- [Task instructions]: Set down, in full, every record in the block.

[Records from a data collection]

■ ■ ■ ■

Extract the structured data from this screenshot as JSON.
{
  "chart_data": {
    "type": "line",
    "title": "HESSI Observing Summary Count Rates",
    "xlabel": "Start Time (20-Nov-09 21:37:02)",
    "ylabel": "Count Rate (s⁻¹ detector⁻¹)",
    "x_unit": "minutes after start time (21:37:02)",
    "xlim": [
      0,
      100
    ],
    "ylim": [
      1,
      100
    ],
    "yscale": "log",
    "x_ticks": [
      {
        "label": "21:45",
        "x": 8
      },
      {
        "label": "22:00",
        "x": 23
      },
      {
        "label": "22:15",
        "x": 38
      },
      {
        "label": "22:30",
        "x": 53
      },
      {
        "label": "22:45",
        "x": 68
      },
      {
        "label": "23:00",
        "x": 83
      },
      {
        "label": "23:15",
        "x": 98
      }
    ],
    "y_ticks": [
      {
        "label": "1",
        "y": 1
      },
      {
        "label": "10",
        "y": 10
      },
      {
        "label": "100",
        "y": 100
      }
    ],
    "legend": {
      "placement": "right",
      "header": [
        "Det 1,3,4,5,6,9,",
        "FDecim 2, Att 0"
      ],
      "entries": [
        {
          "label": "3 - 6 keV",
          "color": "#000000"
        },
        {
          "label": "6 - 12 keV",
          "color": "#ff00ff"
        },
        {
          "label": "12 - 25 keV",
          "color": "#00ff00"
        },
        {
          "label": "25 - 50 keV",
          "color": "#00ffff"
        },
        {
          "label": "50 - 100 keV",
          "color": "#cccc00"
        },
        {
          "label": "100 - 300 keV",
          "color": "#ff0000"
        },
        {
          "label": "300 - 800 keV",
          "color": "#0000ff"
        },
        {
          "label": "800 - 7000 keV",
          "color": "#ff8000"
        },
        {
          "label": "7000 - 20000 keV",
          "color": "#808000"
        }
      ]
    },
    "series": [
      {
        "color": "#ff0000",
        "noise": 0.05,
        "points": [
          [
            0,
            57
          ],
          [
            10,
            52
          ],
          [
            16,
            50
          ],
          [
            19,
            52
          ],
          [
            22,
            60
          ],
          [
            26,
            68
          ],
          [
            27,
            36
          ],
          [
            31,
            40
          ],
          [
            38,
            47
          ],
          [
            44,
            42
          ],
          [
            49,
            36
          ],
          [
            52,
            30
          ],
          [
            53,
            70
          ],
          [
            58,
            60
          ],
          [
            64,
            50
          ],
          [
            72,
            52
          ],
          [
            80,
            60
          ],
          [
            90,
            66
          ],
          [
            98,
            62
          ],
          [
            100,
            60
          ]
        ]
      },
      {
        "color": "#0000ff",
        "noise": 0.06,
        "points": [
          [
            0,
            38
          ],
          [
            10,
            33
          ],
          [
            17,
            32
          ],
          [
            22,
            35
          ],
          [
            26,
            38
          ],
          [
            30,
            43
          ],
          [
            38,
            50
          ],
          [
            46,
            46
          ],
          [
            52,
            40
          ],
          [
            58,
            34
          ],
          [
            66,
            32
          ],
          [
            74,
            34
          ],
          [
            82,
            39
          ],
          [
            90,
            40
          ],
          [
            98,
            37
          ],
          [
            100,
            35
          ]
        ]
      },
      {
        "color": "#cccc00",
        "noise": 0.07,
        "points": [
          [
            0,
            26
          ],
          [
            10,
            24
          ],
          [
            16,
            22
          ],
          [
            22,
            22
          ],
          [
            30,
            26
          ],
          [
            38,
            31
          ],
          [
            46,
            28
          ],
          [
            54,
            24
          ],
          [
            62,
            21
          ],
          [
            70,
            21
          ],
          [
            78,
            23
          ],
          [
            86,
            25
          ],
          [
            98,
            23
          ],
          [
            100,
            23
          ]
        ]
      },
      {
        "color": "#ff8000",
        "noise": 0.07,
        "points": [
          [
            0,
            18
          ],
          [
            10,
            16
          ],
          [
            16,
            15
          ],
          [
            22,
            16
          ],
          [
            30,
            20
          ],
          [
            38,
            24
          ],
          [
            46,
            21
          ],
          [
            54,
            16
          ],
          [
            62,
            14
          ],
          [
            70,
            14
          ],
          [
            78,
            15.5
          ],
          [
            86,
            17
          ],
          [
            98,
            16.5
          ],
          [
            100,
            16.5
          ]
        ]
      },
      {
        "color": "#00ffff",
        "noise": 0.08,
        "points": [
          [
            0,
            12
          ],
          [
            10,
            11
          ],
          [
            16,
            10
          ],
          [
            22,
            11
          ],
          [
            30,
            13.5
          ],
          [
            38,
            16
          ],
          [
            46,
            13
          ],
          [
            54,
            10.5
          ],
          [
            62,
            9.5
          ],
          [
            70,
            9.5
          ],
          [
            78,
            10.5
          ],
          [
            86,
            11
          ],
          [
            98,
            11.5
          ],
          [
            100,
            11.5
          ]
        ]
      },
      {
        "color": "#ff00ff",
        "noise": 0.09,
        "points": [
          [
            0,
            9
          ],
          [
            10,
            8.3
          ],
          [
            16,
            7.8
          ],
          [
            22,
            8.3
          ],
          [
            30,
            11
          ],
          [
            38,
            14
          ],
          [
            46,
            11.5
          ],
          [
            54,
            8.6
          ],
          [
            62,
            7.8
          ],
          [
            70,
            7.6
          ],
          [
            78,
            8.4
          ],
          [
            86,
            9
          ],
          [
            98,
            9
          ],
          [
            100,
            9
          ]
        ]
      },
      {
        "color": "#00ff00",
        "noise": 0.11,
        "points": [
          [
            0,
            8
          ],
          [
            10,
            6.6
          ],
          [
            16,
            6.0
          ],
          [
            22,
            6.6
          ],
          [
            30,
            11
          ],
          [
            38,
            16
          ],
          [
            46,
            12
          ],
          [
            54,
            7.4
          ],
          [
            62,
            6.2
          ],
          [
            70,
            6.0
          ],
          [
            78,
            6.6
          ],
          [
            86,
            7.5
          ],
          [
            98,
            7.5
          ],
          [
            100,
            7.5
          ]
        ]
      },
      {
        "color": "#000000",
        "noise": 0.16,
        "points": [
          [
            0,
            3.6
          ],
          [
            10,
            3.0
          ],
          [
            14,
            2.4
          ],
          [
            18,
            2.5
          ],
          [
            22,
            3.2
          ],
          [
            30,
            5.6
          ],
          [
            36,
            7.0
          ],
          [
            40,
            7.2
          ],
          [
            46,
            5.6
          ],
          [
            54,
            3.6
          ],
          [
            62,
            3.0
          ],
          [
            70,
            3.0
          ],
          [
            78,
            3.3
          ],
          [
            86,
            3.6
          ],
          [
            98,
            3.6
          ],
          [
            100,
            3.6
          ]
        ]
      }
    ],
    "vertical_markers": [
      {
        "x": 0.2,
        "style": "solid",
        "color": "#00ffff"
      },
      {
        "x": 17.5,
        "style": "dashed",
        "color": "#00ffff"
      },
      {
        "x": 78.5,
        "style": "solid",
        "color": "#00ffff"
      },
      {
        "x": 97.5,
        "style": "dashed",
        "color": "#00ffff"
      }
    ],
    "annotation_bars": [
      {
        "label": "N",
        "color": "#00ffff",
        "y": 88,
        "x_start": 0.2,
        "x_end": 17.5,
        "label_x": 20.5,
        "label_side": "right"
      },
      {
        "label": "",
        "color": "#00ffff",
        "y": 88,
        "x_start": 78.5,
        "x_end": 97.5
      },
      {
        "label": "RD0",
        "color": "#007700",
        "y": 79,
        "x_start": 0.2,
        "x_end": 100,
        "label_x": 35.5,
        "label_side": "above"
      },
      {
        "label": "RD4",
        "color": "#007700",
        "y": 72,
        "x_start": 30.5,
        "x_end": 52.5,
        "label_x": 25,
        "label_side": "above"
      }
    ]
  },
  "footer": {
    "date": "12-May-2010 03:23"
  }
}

■ ■ ■ ■

- [Solved exercise]:
Extract the structured data from this screenshot as JSON.
{
  "chart_data": {
    "type": "line",
    "title": "HESSI Observing Summary Count Rates",
    "xlabel": "Start Time (20-Nov-09 21:37:02)",
    "ylabel": "Count Rate (s⁻¹ detector⁻¹)",
    "x_unit": "minutes after start time (21:37:02)",
    "xlim": [
      0,
      100
    ],
    "ylim": [
      1,
      100
    ],
    "yscale": "log",
    "x_ticks": [
      {
        "label": "21:45",
        "x": 8
      },
      {
        "label": "22:00",
        "x": 23
      },
      {
        "label": "22:15",
        "x": 38
      },
      {
        "label": "22:30",
        "x": 53
      },
      {
        "label": "22:45",
        "x": 68
      },
      {
        "label": "23:00",
        "x": 83
      },
      {
        "label": "23:15",
        "x": 98
      }
    ],
    "y_ticks": [
      {
        "label": "1",
        "y": 1
      },
      {
        "label": "10",
        "y": 10
      },
      {
        "label": "100",
        "y": 100
      }
    ],
    "legend": {
      "placement": "right",
      "header": [
        "Det 1,3,4,5,6,9,",
        "FDecim 2, Att 0"
      ],
      "entries": [
        {
          "label": "3 - 6 keV",
          "color": "#000000"
        },
        {
          "label": "6 - 12 keV",
          "color": "#ff00ff"
        },
        {
          "label": "12 - 25 keV",
          "color": "#00ff00"
        },
        {
          "label": "25 - 50 keV",
          "color": "#00ffff"
        },
        {
          "label": "50 - 100 keV",
          "color": "#cccc00"
        },
        {
          "label": "100 - 300 keV",
          "color": "#ff0000"
        },
        {
          "label": "300 - 800 keV",
          "color": "#0000ff"
        },
        {
          "label": "800 - 7000 keV",
          "color": "#ff8000"
        },
        {
          "label": "7000 - 20000 keV",
          "color": "#808000"
        }
      ]
    },
    "series": [
      {
        "color": "#ff0000",
        "noise": 0.05,
        "points": [
          [
            0,
            57
          ],
          [
            10,
            52
          ],
          [
            16,
            50
          ],
          [
            19,
            52
          ],
          [
            22,
            60
          ],
          [
            26,
            68
          ],
          [
            27,
            36
          ],
          [
            31,
            40
          ],
          [
            38,
            47
          ],
          [
            44,
            42
          ],
          [
            49,
            36
          ],
          [
            52,
            30
          ],
          [
            53,
            70
          ],
          [
            58,
            60
          ],
          [
            64,
            50
          ],
          [
            72,
            52
          ],
          [
            80,
            60
          ],
          [
            90,
            66
          ],
          [
            98,
            62
          ],
          [
            100,
            60
          ]
        ]
      },
      {
        "color": "#0000ff",
        "noise": 0.06,
        "points": [
          [
            0,
            38
          ],
          [
            10,
            33
          ],
          [
            17,
            32
          ],
          [
            22,
            35
          ],
          [
            26,
            38
          ],
          [
            30,
            43
          ],
          [
            38,
            50
          ],
          [
            46,
            46
          ],
          [
            52,
            40
          ],
          [
            58,
            34
          ],
          [
            66,
            32
          ],
          [
            74,
            34
          ],
          [
            82,
            39
          ],
          [
            90,
            40
          ],
          [
            98,
            37
          ],
          [
            100,
            35
          ]
        ]
      },
      {
        "color": "#cccc00",
        "noise": 0.07,
        "points": [
          [
            0,
            26
          ],
          [
            10,
            24
          ],
          [
            16,
            22
          ],
          [
            22,
            22
          ],
          [
            30,
            26
          ],
          [
            38,
            31
          ],
          [
            46,
            28
          ],
          [
            54,
            24
          ],
          [
            62,
            21
          ],
          [
            70,
            21
          ],
          [
            78,
            23
          ],
          [
            86,
            25
          ],
          [
            98,
            23
          ],
          [
            100,
            23
          ]
        ]
      },
      {
        "color": "#ff8000",
        "noise": 0.07,
        "points": [
          [
            0,
            18
          ],
          [
            10,
            16
          ],
          [
            16,
            15
          ],
          [
            22,
            16
          ],
          [
            30,
            20
          ],
          [
            38,
            24
          ],
          [
            46,
            21
          ],
          [
            54,
            16
          ],
          [
            62,
            14
          ],
          [
            70,
            14
          ],
          [
            78,
            15.5
          ],
          [
            86,
            17
          ],
          [
            98,
            16.5
          ],
          [
            100,
            16.5
          ]
        ]
      },
      {
        "color": "#00ffff",
        "noise": 0.08,
        "points": [
          [
            0,
            12
          ],
          [
            10,
            11
          ],
          [
            16,
            10
          ],
          [
            22,
            11
          ],
          [
            30,
            13.5
          ],
          [
            38,
            16
          ],
          [
            46,
            13
          ],
          [
            54,
            10.5
          ],
          [
            62,
            9.5
          ],
          [
            70,
            9.5
          ],
          [
            78,
            10.5
          ],
          [
            86,
            11
          ],
          [
            98,
            11.5
          ],
          [
            100,
            11.5
          ]
        ]
      },
      {
        "color": "#ff00ff",
        "noise": 0.09,
        "points": [
          [
            0,
            9
          ],
          [
            10,
            8.3
          ],
          [
            16,
            7.8
          ],
          [
            22,
            8.3
          ],
          [
            30,
            11
          ],
          [
            38,
            14
          ],
          [
            46,
            11.5
          ],
          [
            54,
            8.6
          ],
          [
            62,
            7.8
          ],
          [
            70,
            7.6
          ],
          [
            78,
            8.4
          ],
          [
            86,
            9
          ],
          [
            98,
            9
          ],
          [
            100,
            9
          ]
        ]
      },
      {
        "color": "#00ff00",
        "noise": 0.11,
        "points": [
          [
            0,
            8
          ],
          [
            10,
            6.6
          ],
          [
            16,
            6.0
          ],
          [
            22,
            6.6
          ],
          [
            30,
            11
          ],
          [
            38,
            16
          ],
          [
            46,
            12
          ],
          [
            54,
            7.4
          ],
          [
            62,
            6.2
          ],
          [
            70,
            6.0
          ],
          [
            78,
            6.6
          ],
          [
            86,
            7.5
          ],
          [
            98,
            7.5
          ],
          [
            100,
            7.5
          ]
        ]
      },
      {
        "color": "#000000",
        "noise": 0.16,
        "points": [
          [
            0,
            3.6
          ],
          [
            10,
            3.0
          ],
          [
            14,
            2.4
          ],
          [
            18,
            2.5
          ],
          [
            22,
            3.2
          ],
          [
            30,
            5.6
          ],
          [
            36,
            7.0
          ],
          [
            40,
            7.2
          ],
          [
            46,
            5.6
          ],
          [
            54,
            3.6
          ],
          [
            62,
            3.0
          ],
          [
            70,
            3.0
          ],
          [
            78,
            3.3
          ],
          [
            86,
            3.6
          ],
          [
            98,
            3.6
          ],
          [
            100,
            3.6
          ]
        ]
      }
    ],
    "vertical_markers": [
      {
        "x": 0.2,
        "style": "solid",
        "color": "#00ffff"
      },
      {
        "x": 17.5,
        "style": "dashed",
        "color": "#00ffff"
      },
      {
        "x": 78.5,
        "style": "solid",
        "color": "#00ffff"
      },
      {
        "x": 97.5,
        "style": "dashed",
        "color": "#00ffff"
      }
    ],
    "annotation_bars": [
      {
        "label": "N",
        "color": "#00ffff",
        "y": 88,
        "x_start": 0.2,
        "x_end": 17.5,
        "label_x": 20.5,
        "label_side": "right"
      },
      {
        "label": "",
        "color": "#00ffff",
        "y": 88,
        "x_start": 78.5,
        "x_end": 97.5
      },
      {
        "label": "RD0",
        "color": "#007700",
        "y": 79,
        "x_start": 0.2,
        "x_end": 100,
        "label_x": 35.5,
        "label_side": "above"
      },
      {
        "label": "RD4",
        "color": "#007700",
        "y": 72,
        "x_start": 30.5,
        "x_end": 52.5,
        "label_x": 25,
        "label_side": "above"
      }
    ]
  },
  "footer": {
    "date": "12-May-2010 03:23"
  }
}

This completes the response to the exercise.